ACTIVITY: Copy the listing below letter for letter, passing over each picture.

TASK INPUTS:
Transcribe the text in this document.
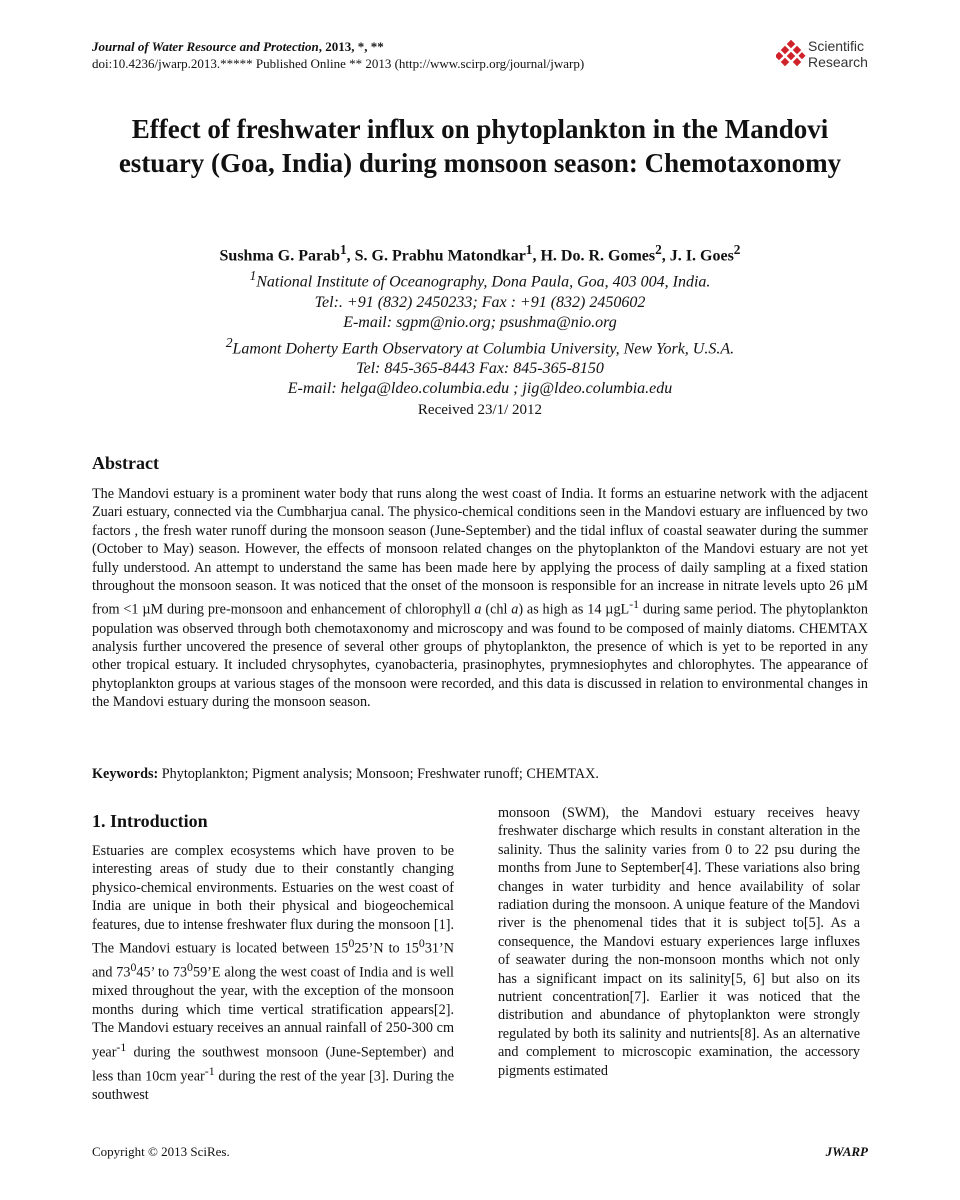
Journal of Water Resource and Protection, 2013, *, **
doi:10.4236/jwarp.2013.***** Published Online ** 2013 (http://www.scirp.org/journal/jwarp)
Scientific
Research
Effect of freshwater influx on phytoplankton in the Mandovi
estuary (Goa, India) during monsoon season: Chemotaxonomy
Sushma G. Parab$^1$, S. G. Prabhu Matondkar$^1$, H. Do. R. Gomes$^2$, J. I. Goes$^2$
$^1$National Institute of Oceanography, Dona Paula, Goa, 403 004, India.
Tel:. +91 (832) 2450233; Fax : +91 (832) 2450602
E-mail: sgpm@nio.org; psushma@nio.org
$^2$Lamont Doherty Earth Observatory at Columbia University, New York, U.S.A.
Tel: 845-365-8443 Fax: 845-365-8150
E-mail: helga@ldeo.columbia.edu ; jig@ldeo.columbia.edu
Received 23/1/ 2012
Abstract

The Mandovi estuary is a prominent water body that runs along the west coast of India. It forms an estuarine network with the adjacent Zuari estuary, connected via the Cumbharjua canal. The physico-chemical conditions seen in the Mandovi estuary are influenced by two factors , the fresh water runoff during the monsoon season (June-September) and the tidal influx of coastal seawater during the summer (October to May) season. However, the effects of monsoon related changes on the phytoplankton of the Mandovi estuary are not yet fully understood. An attempt to understand the same has been made here by applying the process of daily sampling at a fixed station throughout the monsoon season. It was noticed that the onset of the monsoon is responsible for an increase in nitrate levels upto 26 µM from <1 µM during pre-monsoon and enhancement of chlorophyll a (chl a) as high as 14 µgL$^{-1}$ during same period. The phytoplankton population was observed through both chemotaxonomy and microscopy and was found to be composed of mainly diatoms. CHEMTAX analysis further uncovered the presence of several other groups of phytoplankton, the presence of which is yet to be reported in any other tropical estuary. It included chrysophytes, cyanobacteria, prasinophytes, prymnesiophytes and chlorophytes. The appearance of phytoplankton groups at various stages of the monsoon were recorded, and this data is discussed in relation to environmental changes in the Mandovi estuary during the monsoon season.

Keywords: Phytoplankton; Pigment analysis; Monsoon; Freshwater runoff; CHEMTAX.

1. Introduction

Estuaries are complex ecosystems which have proven to be interesting areas of study due to their constantly changing physico-chemical environments. Estuaries on the west coast of India are unique in both their physical and biogeochemical features, due to intense freshwater flux during the monsoon [1]. The Mandovi estuary is located between $15^025’N$ to $15^031’N$ and $73^045$’ to $73^059’E$ along the west coast of India and is well mixed throughout the year, with the exception of the monsoon months during which time vertical stratification appears[2]. The Mandovi estuary receives an annual rainfall of 250-300 cm year$^{-1}$ during the southwest monsoon (June-September) and less than 10cm year$^{-1}$ during the rest of the year [3]. During the southwest

monsoon (SWM), the Mandovi estuary receives heavy freshwater discharge which results in constant alteration in the salinity. Thus the salinity varies from 0 to 22 psu during the months from June to September[4]. These variations also bring changes in water turbidity and hence availability of solar radiation during the monsoon. A unique feature of the Mandovi river is the phenomenal tides that it is subject to[5]. As a consequence, the Mandovi estuary experiences large influxes of seawater during the non-monsoon months which not only has a significant impact on its salinity[5, 6] but also on its nutrient concentration[7]. Earlier it was noticed that the distribution and abundance of phytoplankton were strongly regulated by both its salinity and nutrients[8]. As an alternative and complement to microscopic examination, the accessory pigments estimated

Copyright © 2013 SciRes.	JWARP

SOLUTION TO THIS PROBLEM:
Transcribe the text in this document.
Journal of Water Resource and Protection, 2013, *, **
doi:10.4236/jwarp.2013.***** Published Online ** 2013 (http://www.scirp.org/journal/jwarp)
Scientific
Research
Effect of freshwater influx on phytoplankton in the Mandovi
estuary (Goa, India) during monsoon season: Chemotaxonomy
Sushma G. Parab$^1$, S. G. Prabhu Matondkar$^1$, H. Do. R. Gomes$^2$, J. I. Goes$^2$
$^1$National Institute of Oceanography, Dona Paula, Goa, 403 004, India.
Tel:. +91 (832) 2450233; Fax : +91 (832) 2450602
E-mail: sgpm@nio.org; psushma@nio.org
$^2$Lamont Doherty Earth Observatory at Columbia University, New York, U.S.A.
Tel: 845-365-8443 Fax: 845-365-8150
E-mail: helga@ldeo.columbia.edu ; jig@ldeo.columbia.edu
Received 23/1/ 2012
Abstract

The Mandovi estuary is a prominent water body that runs along the west coast of India. It forms an estuarine network with the adjacent Zuari estuary, connected via the Cumbharjua canal. The physico-chemical conditions seen in the Mandovi estuary are influenced by two factors , the fresh water runoff during the monsoon season (June-September) and the tidal influx of coastal seawater during the summer (October to May) season. However, the effects of monsoon related changes on the phytoplankton of the Mandovi estuary are not yet fully understood. An attempt to understand the same has been made here by applying the process of daily sampling at a fixed station throughout the monsoon season. It was noticed that the onset of the monsoon is responsible for an increase in nitrate levels upto 26 µM from <1 µM during pre-monsoon and enhancement of chlorophyll a (chl a) as high as 14 µgL$^{-1}$ during same period. The phytoplankton population was observed through both chemotaxonomy and microscopy and was found to be composed of mainly diatoms. CHEMTAX analysis further uncovered the presence of several other groups of phytoplankton, the presence of which is yet to be reported in any other tropical estuary. It included chrysophytes, cyanobacteria, prasinophytes, prymnesiophytes and chlorophytes. The appearance of phytoplankton groups at various stages of the monsoon were recorded, and this data is discussed in relation to environmental changes in the Mandovi estuary during the monsoon season.

Keywords: Phytoplankton; Pigment analysis; Monsoon; Freshwater runoff; CHEMTAX.

1. Introduction

Estuaries are complex ecosystems which have proven to be interesting areas of study due to their constantly changing physico-chemical environments. Estuaries on the west coast of India are unique in both their physical and biogeochemical features, due to intense freshwater flux during the monsoon [1]. The Mandovi estuary is located between $15^025’N$ to $15^031’N$ and $73^045$’ to $73^059’E$ along the west coast of India and is well mixed throughout the year, with the exception of the monsoon months during which time vertical stratification appears[2]. The Mandovi estuary receives an annual rainfall of 250-300 cm year$^{-1}$ during the southwest monsoon (June-September) and less than 10cm year$^{-1}$ during the rest of the year [3]. During the southwest

monsoon (SWM), the Mandovi estuary receives heavy freshwater discharge which results in constant alteration in the salinity. Thus the salinity varies from 0 to 22 psu during the months from June to September[4]. These variations also bring changes in water turbidity and hence availability of solar radiation during the monsoon. A unique feature of the Mandovi river is the phenomenal tides that it is subject to[5]. As a consequence, the Mandovi estuary experiences large influxes of seawater during the non-monsoon months which not only has a significant impact on its salinity[5, 6] but also on its nutrient concentration[7]. Earlier it was noticed that the distribution and abundance of phytoplankton were strongly regulated by both its salinity and nutrients[8]. As an alternative and complement to microscopic examination, the accessory pigments estimated

Copyright © 2013 SciRes.	JWARP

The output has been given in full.